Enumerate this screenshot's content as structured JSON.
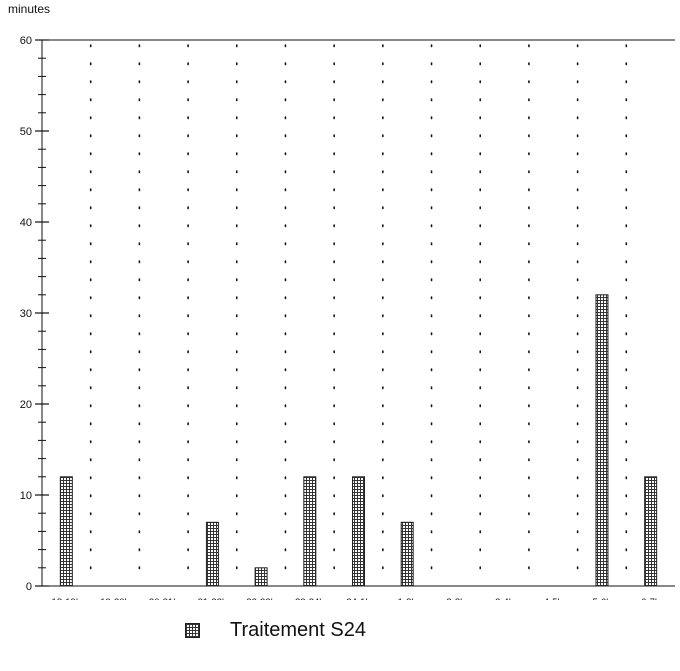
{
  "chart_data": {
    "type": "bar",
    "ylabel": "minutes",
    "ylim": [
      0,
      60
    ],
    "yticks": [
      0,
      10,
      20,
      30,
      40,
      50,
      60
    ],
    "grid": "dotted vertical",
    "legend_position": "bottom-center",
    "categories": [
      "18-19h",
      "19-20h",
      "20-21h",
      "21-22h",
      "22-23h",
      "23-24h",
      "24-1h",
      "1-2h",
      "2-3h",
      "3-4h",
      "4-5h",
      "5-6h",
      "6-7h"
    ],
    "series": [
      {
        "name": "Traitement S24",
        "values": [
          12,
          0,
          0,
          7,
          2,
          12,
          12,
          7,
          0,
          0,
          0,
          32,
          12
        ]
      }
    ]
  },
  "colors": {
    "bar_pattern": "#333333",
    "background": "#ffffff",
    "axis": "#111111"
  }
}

* * *

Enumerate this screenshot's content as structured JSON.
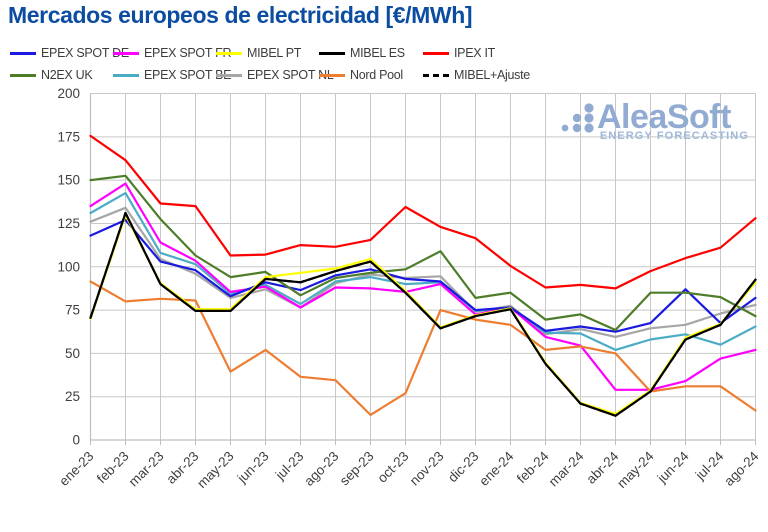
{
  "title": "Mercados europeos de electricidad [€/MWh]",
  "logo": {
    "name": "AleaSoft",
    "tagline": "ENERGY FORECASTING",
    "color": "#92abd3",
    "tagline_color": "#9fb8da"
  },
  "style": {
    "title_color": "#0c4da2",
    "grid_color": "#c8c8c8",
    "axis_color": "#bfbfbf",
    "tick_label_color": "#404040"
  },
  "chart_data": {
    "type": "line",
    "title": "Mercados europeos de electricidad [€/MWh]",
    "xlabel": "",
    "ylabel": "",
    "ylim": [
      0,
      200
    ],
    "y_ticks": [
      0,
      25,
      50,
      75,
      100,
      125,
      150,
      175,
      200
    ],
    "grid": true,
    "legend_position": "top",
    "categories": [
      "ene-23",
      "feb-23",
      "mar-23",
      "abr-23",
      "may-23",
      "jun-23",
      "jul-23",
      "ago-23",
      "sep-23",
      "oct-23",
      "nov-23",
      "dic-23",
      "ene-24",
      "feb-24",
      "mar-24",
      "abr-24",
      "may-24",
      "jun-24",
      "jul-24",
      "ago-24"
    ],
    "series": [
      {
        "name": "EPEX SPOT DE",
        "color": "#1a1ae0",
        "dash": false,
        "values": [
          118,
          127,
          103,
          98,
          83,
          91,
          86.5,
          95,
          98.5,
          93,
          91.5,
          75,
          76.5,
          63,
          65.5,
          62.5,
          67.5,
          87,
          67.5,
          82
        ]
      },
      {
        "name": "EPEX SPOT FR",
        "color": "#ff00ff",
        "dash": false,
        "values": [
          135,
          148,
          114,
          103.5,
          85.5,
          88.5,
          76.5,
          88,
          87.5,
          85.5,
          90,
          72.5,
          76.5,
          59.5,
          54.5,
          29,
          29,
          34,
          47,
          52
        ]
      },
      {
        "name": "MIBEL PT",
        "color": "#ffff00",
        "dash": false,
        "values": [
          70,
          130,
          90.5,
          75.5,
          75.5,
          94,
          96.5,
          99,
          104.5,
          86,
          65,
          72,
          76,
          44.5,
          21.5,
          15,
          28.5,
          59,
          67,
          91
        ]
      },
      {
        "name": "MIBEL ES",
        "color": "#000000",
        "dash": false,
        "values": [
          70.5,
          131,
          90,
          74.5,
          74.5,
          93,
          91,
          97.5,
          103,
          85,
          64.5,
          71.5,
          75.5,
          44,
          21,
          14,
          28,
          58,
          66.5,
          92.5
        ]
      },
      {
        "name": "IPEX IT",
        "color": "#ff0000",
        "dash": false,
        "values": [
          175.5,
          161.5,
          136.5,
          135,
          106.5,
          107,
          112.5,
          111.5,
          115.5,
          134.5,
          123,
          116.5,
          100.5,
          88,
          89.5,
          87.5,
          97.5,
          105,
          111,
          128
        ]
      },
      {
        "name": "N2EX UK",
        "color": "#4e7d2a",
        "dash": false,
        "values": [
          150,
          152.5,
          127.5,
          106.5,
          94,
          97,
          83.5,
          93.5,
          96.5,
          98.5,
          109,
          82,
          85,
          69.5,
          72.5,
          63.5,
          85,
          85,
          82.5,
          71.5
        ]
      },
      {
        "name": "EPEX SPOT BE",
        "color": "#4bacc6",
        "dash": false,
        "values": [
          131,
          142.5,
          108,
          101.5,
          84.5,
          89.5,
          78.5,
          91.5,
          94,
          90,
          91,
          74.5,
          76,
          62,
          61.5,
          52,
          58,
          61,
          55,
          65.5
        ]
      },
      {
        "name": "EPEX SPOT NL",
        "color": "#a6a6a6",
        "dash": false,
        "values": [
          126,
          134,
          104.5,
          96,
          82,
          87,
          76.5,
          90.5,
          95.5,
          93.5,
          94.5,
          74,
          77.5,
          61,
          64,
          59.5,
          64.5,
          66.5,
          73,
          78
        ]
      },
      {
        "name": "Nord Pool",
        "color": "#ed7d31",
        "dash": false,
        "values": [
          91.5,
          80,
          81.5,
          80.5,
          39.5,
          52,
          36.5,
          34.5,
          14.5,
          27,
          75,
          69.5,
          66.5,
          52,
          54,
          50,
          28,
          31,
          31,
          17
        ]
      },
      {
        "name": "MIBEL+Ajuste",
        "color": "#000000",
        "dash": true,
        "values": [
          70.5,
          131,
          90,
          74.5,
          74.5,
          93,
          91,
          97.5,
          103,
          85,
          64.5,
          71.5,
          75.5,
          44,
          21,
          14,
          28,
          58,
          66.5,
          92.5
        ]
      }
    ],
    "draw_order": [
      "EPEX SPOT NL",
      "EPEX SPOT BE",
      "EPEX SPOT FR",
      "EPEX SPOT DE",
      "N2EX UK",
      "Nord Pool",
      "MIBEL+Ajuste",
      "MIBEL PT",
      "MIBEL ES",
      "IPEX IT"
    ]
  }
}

▸ **Objective**
Extract all lines containing the word "electricidad".

▸ **Task response**
  "title": "Mercados europeos de electricidad [€/MWh]",
    "title": "Mercados europeos de electricidad [€/MWh]",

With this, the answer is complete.